» PROBLEM TO WORK ON
Retype the records below word for word and omit any image.

» RECORDED DATA
*****

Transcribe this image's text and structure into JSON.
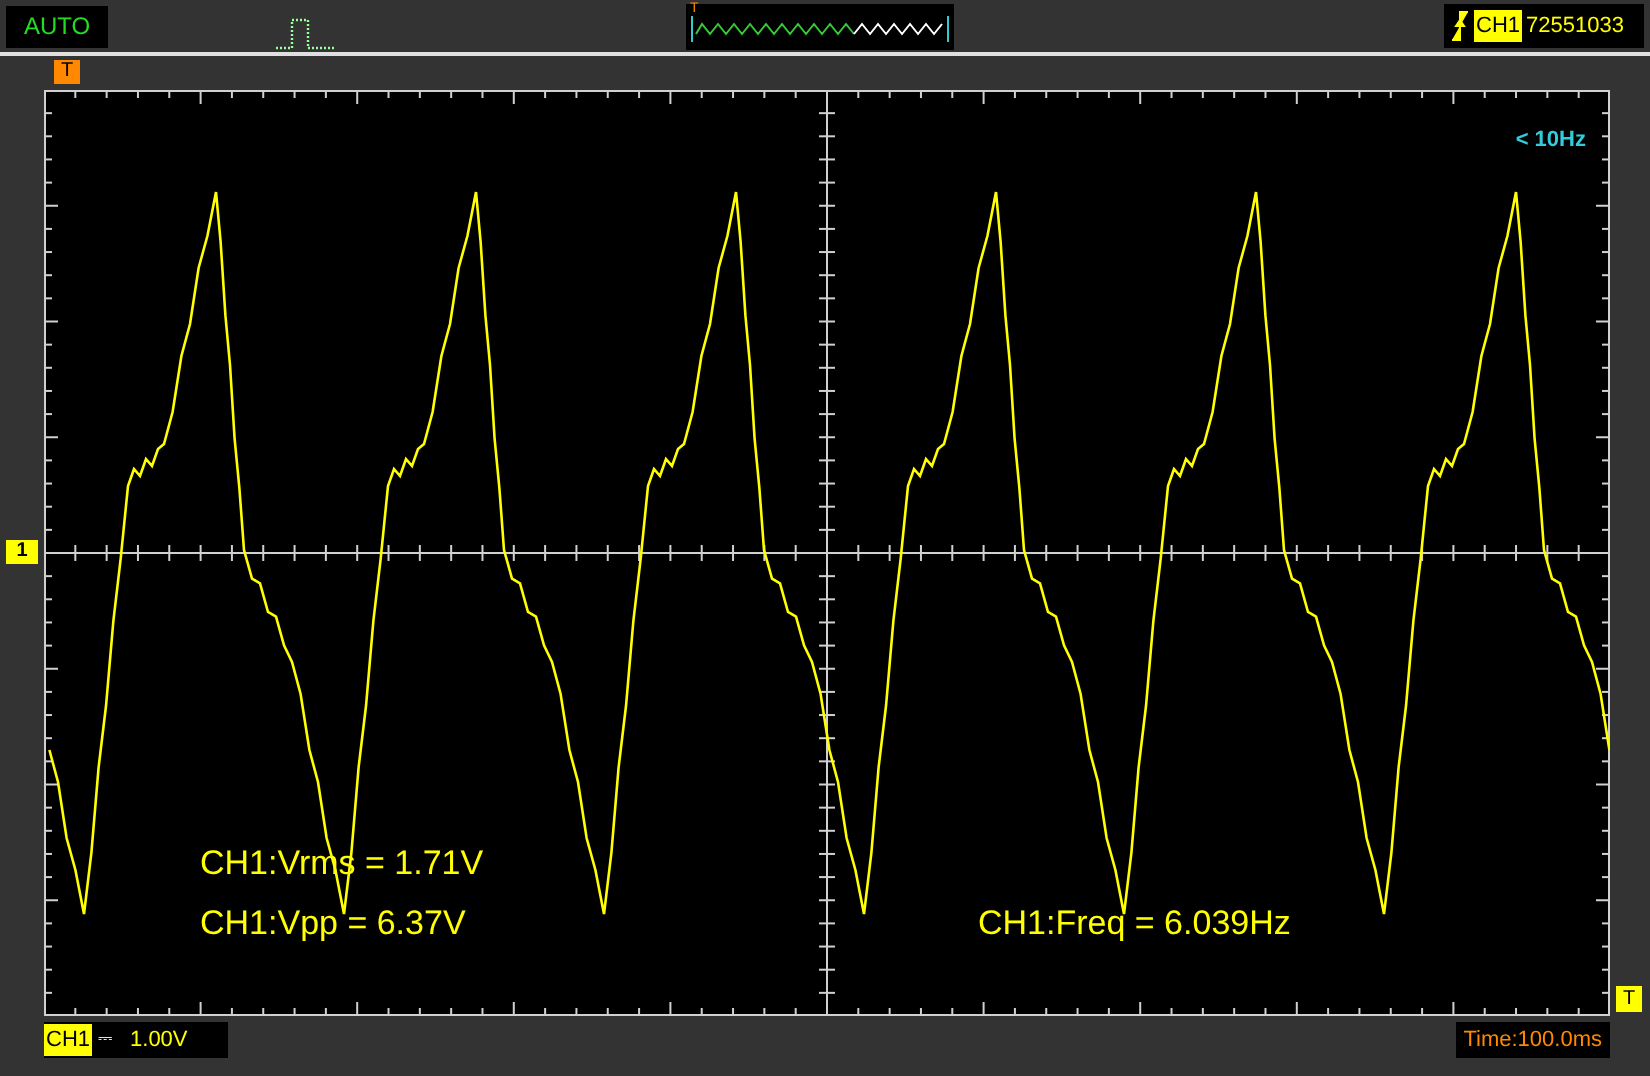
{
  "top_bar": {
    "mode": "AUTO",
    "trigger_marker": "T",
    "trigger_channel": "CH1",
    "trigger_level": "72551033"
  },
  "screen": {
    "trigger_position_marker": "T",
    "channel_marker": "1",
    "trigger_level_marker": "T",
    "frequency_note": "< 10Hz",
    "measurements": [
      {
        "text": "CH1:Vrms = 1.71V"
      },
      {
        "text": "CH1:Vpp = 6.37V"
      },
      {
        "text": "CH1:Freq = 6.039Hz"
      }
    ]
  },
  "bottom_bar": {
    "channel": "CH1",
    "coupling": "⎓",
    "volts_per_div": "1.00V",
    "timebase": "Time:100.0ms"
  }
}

*****

» FULL ANSWER
Transcribe this image's text and structure into JSON.
{
  "top_bar": {
    "mode": "AUTO",
    "trigger_marker": "T",
    "trigger_channel": "CH1",
    "trigger_level": "72551033"
  },
  "screen": {
    "trigger_position_marker": "T",
    "channel_marker": "1",
    "trigger_level_marker": "T",
    "frequency_note": "< 10Hz",
    "measurements": [
      {
        "text": "CH1:Vrms = 1.71V"
      },
      {
        "text": "CH1:Vpp = 6.37V"
      },
      {
        "text": "CH1:Freq = 6.039Hz"
      }
    ]
  },
  "bottom_bar": {
    "channel": "CH1",
    "coupling": "⎓",
    "volts_per_div": "1.00V",
    "timebase": "Time:100.0ms"
  }
}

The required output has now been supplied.